▶ [What the task asks]:
Copy all the entries word for word, but omit the pictures.

▶ [Data supplied]:
## start

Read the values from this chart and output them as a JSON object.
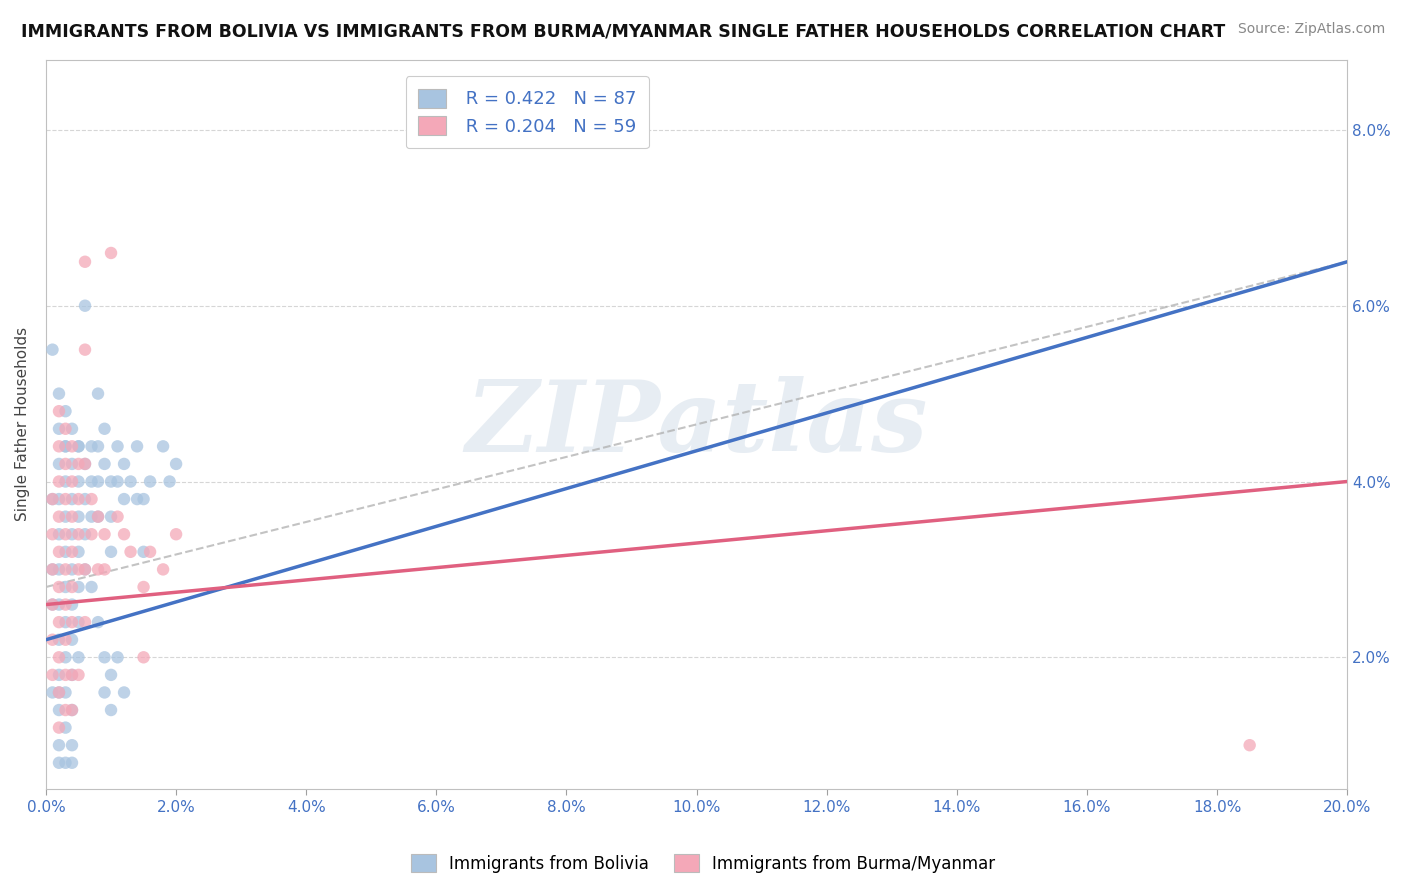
{
  "title": "IMMIGRANTS FROM BOLIVIA VS IMMIGRANTS FROM BURMA/MYANMAR SINGLE FATHER HOUSEHOLDS CORRELATION CHART",
  "source": "Source: ZipAtlas.com",
  "ylabel": "Single Father Households",
  "xlim": [
    0.0,
    0.2
  ],
  "ylim": [
    0.005,
    0.088
  ],
  "bolivia_color": "#a8c4e0",
  "burma_color": "#f4a8b8",
  "bolivia_line_color": "#4472c4",
  "burma_line_color": "#e06080",
  "dashed_line_color": "#aaaaaa",
  "R_bolivia": 0.422,
  "N_bolivia": 87,
  "R_burma": 0.204,
  "N_burma": 59,
  "watermark": "ZIPatlas",
  "bolivia_line": [
    [
      0.0,
      0.022
    ],
    [
      0.2,
      0.065
    ]
  ],
  "burma_line": [
    [
      0.0,
      0.026
    ],
    [
      0.2,
      0.04
    ]
  ],
  "dashed_line": [
    [
      0.0,
      0.028
    ],
    [
      0.2,
      0.065
    ]
  ],
  "bolivia_scatter": [
    [
      0.001,
      0.055
    ],
    [
      0.001,
      0.038
    ],
    [
      0.001,
      0.03
    ],
    [
      0.001,
      0.026
    ],
    [
      0.002,
      0.05
    ],
    [
      0.002,
      0.046
    ],
    [
      0.002,
      0.042
    ],
    [
      0.002,
      0.038
    ],
    [
      0.002,
      0.034
    ],
    [
      0.002,
      0.03
    ],
    [
      0.002,
      0.026
    ],
    [
      0.002,
      0.022
    ],
    [
      0.002,
      0.018
    ],
    [
      0.002,
      0.014
    ],
    [
      0.002,
      0.01
    ],
    [
      0.003,
      0.048
    ],
    [
      0.003,
      0.044
    ],
    [
      0.003,
      0.04
    ],
    [
      0.003,
      0.036
    ],
    [
      0.003,
      0.032
    ],
    [
      0.003,
      0.028
    ],
    [
      0.003,
      0.024
    ],
    [
      0.003,
      0.02
    ],
    [
      0.003,
      0.016
    ],
    [
      0.003,
      0.012
    ],
    [
      0.004,
      0.046
    ],
    [
      0.004,
      0.042
    ],
    [
      0.004,
      0.038
    ],
    [
      0.004,
      0.034
    ],
    [
      0.004,
      0.03
    ],
    [
      0.004,
      0.026
    ],
    [
      0.004,
      0.022
    ],
    [
      0.004,
      0.018
    ],
    [
      0.004,
      0.014
    ],
    [
      0.004,
      0.01
    ],
    [
      0.005,
      0.044
    ],
    [
      0.005,
      0.04
    ],
    [
      0.005,
      0.036
    ],
    [
      0.005,
      0.032
    ],
    [
      0.005,
      0.028
    ],
    [
      0.005,
      0.024
    ],
    [
      0.005,
      0.02
    ],
    [
      0.006,
      0.06
    ],
    [
      0.006,
      0.042
    ],
    [
      0.006,
      0.038
    ],
    [
      0.006,
      0.034
    ],
    [
      0.007,
      0.044
    ],
    [
      0.007,
      0.04
    ],
    [
      0.007,
      0.036
    ],
    [
      0.008,
      0.05
    ],
    [
      0.008,
      0.044
    ],
    [
      0.008,
      0.04
    ],
    [
      0.008,
      0.036
    ],
    [
      0.009,
      0.046
    ],
    [
      0.009,
      0.042
    ],
    [
      0.01,
      0.04
    ],
    [
      0.01,
      0.036
    ],
    [
      0.01,
      0.032
    ],
    [
      0.011,
      0.044
    ],
    [
      0.011,
      0.04
    ],
    [
      0.012,
      0.042
    ],
    [
      0.012,
      0.038
    ],
    [
      0.013,
      0.04
    ],
    [
      0.014,
      0.044
    ],
    [
      0.014,
      0.038
    ],
    [
      0.015,
      0.038
    ],
    [
      0.015,
      0.032
    ],
    [
      0.016,
      0.04
    ],
    [
      0.018,
      0.044
    ],
    [
      0.019,
      0.04
    ],
    [
      0.02,
      0.042
    ],
    [
      0.002,
      0.008
    ],
    [
      0.003,
      0.008
    ],
    [
      0.001,
      0.016
    ],
    [
      0.002,
      0.016
    ],
    [
      0.004,
      0.008
    ],
    [
      0.003,
      0.044
    ],
    [
      0.005,
      0.044
    ],
    [
      0.006,
      0.03
    ],
    [
      0.007,
      0.028
    ],
    [
      0.008,
      0.024
    ],
    [
      0.009,
      0.02
    ],
    [
      0.009,
      0.016
    ],
    [
      0.01,
      0.018
    ],
    [
      0.01,
      0.014
    ],
    [
      0.011,
      0.02
    ],
    [
      0.012,
      0.016
    ]
  ],
  "burma_scatter": [
    [
      0.001,
      0.038
    ],
    [
      0.001,
      0.034
    ],
    [
      0.001,
      0.03
    ],
    [
      0.001,
      0.026
    ],
    [
      0.001,
      0.022
    ],
    [
      0.001,
      0.018
    ],
    [
      0.002,
      0.048
    ],
    [
      0.002,
      0.044
    ],
    [
      0.002,
      0.04
    ],
    [
      0.002,
      0.036
    ],
    [
      0.002,
      0.032
    ],
    [
      0.002,
      0.028
    ],
    [
      0.002,
      0.024
    ],
    [
      0.002,
      0.02
    ],
    [
      0.003,
      0.046
    ],
    [
      0.003,
      0.042
    ],
    [
      0.003,
      0.038
    ],
    [
      0.003,
      0.034
    ],
    [
      0.003,
      0.03
    ],
    [
      0.003,
      0.026
    ],
    [
      0.003,
      0.022
    ],
    [
      0.004,
      0.044
    ],
    [
      0.004,
      0.04
    ],
    [
      0.004,
      0.036
    ],
    [
      0.004,
      0.032
    ],
    [
      0.004,
      0.028
    ],
    [
      0.004,
      0.024
    ],
    [
      0.005,
      0.042
    ],
    [
      0.005,
      0.038
    ],
    [
      0.005,
      0.034
    ],
    [
      0.005,
      0.03
    ],
    [
      0.006,
      0.065
    ],
    [
      0.006,
      0.055
    ],
    [
      0.006,
      0.042
    ],
    [
      0.007,
      0.038
    ],
    [
      0.007,
      0.034
    ],
    [
      0.008,
      0.036
    ],
    [
      0.008,
      0.03
    ],
    [
      0.009,
      0.034
    ],
    [
      0.009,
      0.03
    ],
    [
      0.01,
      0.066
    ],
    [
      0.011,
      0.036
    ],
    [
      0.012,
      0.034
    ],
    [
      0.013,
      0.032
    ],
    [
      0.015,
      0.028
    ],
    [
      0.015,
      0.02
    ],
    [
      0.016,
      0.032
    ],
    [
      0.018,
      0.03
    ],
    [
      0.02,
      0.034
    ],
    [
      0.185,
      0.01
    ],
    [
      0.002,
      0.016
    ],
    [
      0.002,
      0.012
    ],
    [
      0.003,
      0.018
    ],
    [
      0.003,
      0.014
    ],
    [
      0.004,
      0.018
    ],
    [
      0.004,
      0.014
    ],
    [
      0.005,
      0.018
    ],
    [
      0.006,
      0.03
    ],
    [
      0.006,
      0.024
    ]
  ]
}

## end

▶ [Written solution]:
Read the values from this chart and output them as a JSON object.
{
  "title": "IMMIGRANTS FROM BOLIVIA VS IMMIGRANTS FROM BURMA/MYANMAR SINGLE FATHER HOUSEHOLDS CORRELATION CHART",
  "source": "Source: ZipAtlas.com",
  "ylabel": "Single Father Households",
  "xlim": [
    0.0,
    0.2
  ],
  "ylim": [
    0.005,
    0.088
  ],
  "bolivia_color": "#a8c4e0",
  "burma_color": "#f4a8b8",
  "bolivia_line_color": "#4472c4",
  "burma_line_color": "#e06080",
  "dashed_line_color": "#aaaaaa",
  "R_bolivia": 0.422,
  "N_bolivia": 87,
  "R_burma": 0.204,
  "N_burma": 59,
  "watermark": "ZIPatlas",
  "bolivia_line": [
    [
      0.0,
      0.022
    ],
    [
      0.2,
      0.065
    ]
  ],
  "burma_line": [
    [
      0.0,
      0.026
    ],
    [
      0.2,
      0.04
    ]
  ],
  "dashed_line": [
    [
      0.0,
      0.028
    ],
    [
      0.2,
      0.065
    ]
  ],
  "bolivia_scatter": [
    [
      0.001,
      0.055
    ],
    [
      0.001,
      0.038
    ],
    [
      0.001,
      0.03
    ],
    [
      0.001,
      0.026
    ],
    [
      0.002,
      0.05
    ],
    [
      0.002,
      0.046
    ],
    [
      0.002,
      0.042
    ],
    [
      0.002,
      0.038
    ],
    [
      0.002,
      0.034
    ],
    [
      0.002,
      0.03
    ],
    [
      0.002,
      0.026
    ],
    [
      0.002,
      0.022
    ],
    [
      0.002,
      0.018
    ],
    [
      0.002,
      0.014
    ],
    [
      0.002,
      0.01
    ],
    [
      0.003,
      0.048
    ],
    [
      0.003,
      0.044
    ],
    [
      0.003,
      0.04
    ],
    [
      0.003,
      0.036
    ],
    [
      0.003,
      0.032
    ],
    [
      0.003,
      0.028
    ],
    [
      0.003,
      0.024
    ],
    [
      0.003,
      0.02
    ],
    [
      0.003,
      0.016
    ],
    [
      0.003,
      0.012
    ],
    [
      0.004,
      0.046
    ],
    [
      0.004,
      0.042
    ],
    [
      0.004,
      0.038
    ],
    [
      0.004,
      0.034
    ],
    [
      0.004,
      0.03
    ],
    [
      0.004,
      0.026
    ],
    [
      0.004,
      0.022
    ],
    [
      0.004,
      0.018
    ],
    [
      0.004,
      0.014
    ],
    [
      0.004,
      0.01
    ],
    [
      0.005,
      0.044
    ],
    [
      0.005,
      0.04
    ],
    [
      0.005,
      0.036
    ],
    [
      0.005,
      0.032
    ],
    [
      0.005,
      0.028
    ],
    [
      0.005,
      0.024
    ],
    [
      0.005,
      0.02
    ],
    [
      0.006,
      0.06
    ],
    [
      0.006,
      0.042
    ],
    [
      0.006,
      0.038
    ],
    [
      0.006,
      0.034
    ],
    [
      0.007,
      0.044
    ],
    [
      0.007,
      0.04
    ],
    [
      0.007,
      0.036
    ],
    [
      0.008,
      0.05
    ],
    [
      0.008,
      0.044
    ],
    [
      0.008,
      0.04
    ],
    [
      0.008,
      0.036
    ],
    [
      0.009,
      0.046
    ],
    [
      0.009,
      0.042
    ],
    [
      0.01,
      0.04
    ],
    [
      0.01,
      0.036
    ],
    [
      0.01,
      0.032
    ],
    [
      0.011,
      0.044
    ],
    [
      0.011,
      0.04
    ],
    [
      0.012,
      0.042
    ],
    [
      0.012,
      0.038
    ],
    [
      0.013,
      0.04
    ],
    [
      0.014,
      0.044
    ],
    [
      0.014,
      0.038
    ],
    [
      0.015,
      0.038
    ],
    [
      0.015,
      0.032
    ],
    [
      0.016,
      0.04
    ],
    [
      0.018,
      0.044
    ],
    [
      0.019,
      0.04
    ],
    [
      0.02,
      0.042
    ],
    [
      0.002,
      0.008
    ],
    [
      0.003,
      0.008
    ],
    [
      0.001,
      0.016
    ],
    [
      0.002,
      0.016
    ],
    [
      0.004,
      0.008
    ],
    [
      0.003,
      0.044
    ],
    [
      0.005,
      0.044
    ],
    [
      0.006,
      0.03
    ],
    [
      0.007,
      0.028
    ],
    [
      0.008,
      0.024
    ],
    [
      0.009,
      0.02
    ],
    [
      0.009,
      0.016
    ],
    [
      0.01,
      0.018
    ],
    [
      0.01,
      0.014
    ],
    [
      0.011,
      0.02
    ],
    [
      0.012,
      0.016
    ]
  ],
  "burma_scatter": [
    [
      0.001,
      0.038
    ],
    [
      0.001,
      0.034
    ],
    [
      0.001,
      0.03
    ],
    [
      0.001,
      0.026
    ],
    [
      0.001,
      0.022
    ],
    [
      0.001,
      0.018
    ],
    [
      0.002,
      0.048
    ],
    [
      0.002,
      0.044
    ],
    [
      0.002,
      0.04
    ],
    [
      0.002,
      0.036
    ],
    [
      0.002,
      0.032
    ],
    [
      0.002,
      0.028
    ],
    [
      0.002,
      0.024
    ],
    [
      0.002,
      0.02
    ],
    [
      0.003,
      0.046
    ],
    [
      0.003,
      0.042
    ],
    [
      0.003,
      0.038
    ],
    [
      0.003,
      0.034
    ],
    [
      0.003,
      0.03
    ],
    [
      0.003,
      0.026
    ],
    [
      0.003,
      0.022
    ],
    [
      0.004,
      0.044
    ],
    [
      0.004,
      0.04
    ],
    [
      0.004,
      0.036
    ],
    [
      0.004,
      0.032
    ],
    [
      0.004,
      0.028
    ],
    [
      0.004,
      0.024
    ],
    [
      0.005,
      0.042
    ],
    [
      0.005,
      0.038
    ],
    [
      0.005,
      0.034
    ],
    [
      0.005,
      0.03
    ],
    [
      0.006,
      0.065
    ],
    [
      0.006,
      0.055
    ],
    [
      0.006,
      0.042
    ],
    [
      0.007,
      0.038
    ],
    [
      0.007,
      0.034
    ],
    [
      0.008,
      0.036
    ],
    [
      0.008,
      0.03
    ],
    [
      0.009,
      0.034
    ],
    [
      0.009,
      0.03
    ],
    [
      0.01,
      0.066
    ],
    [
      0.011,
      0.036
    ],
    [
      0.012,
      0.034
    ],
    [
      0.013,
      0.032
    ],
    [
      0.015,
      0.028
    ],
    [
      0.015,
      0.02
    ],
    [
      0.016,
      0.032
    ],
    [
      0.018,
      0.03
    ],
    [
      0.02,
      0.034
    ],
    [
      0.185,
      0.01
    ],
    [
      0.002,
      0.016
    ],
    [
      0.002,
      0.012
    ],
    [
      0.003,
      0.018
    ],
    [
      0.003,
      0.014
    ],
    [
      0.004,
      0.018
    ],
    [
      0.004,
      0.014
    ],
    [
      0.005,
      0.018
    ],
    [
      0.006,
      0.03
    ],
    [
      0.006,
      0.024
    ]
  ]
}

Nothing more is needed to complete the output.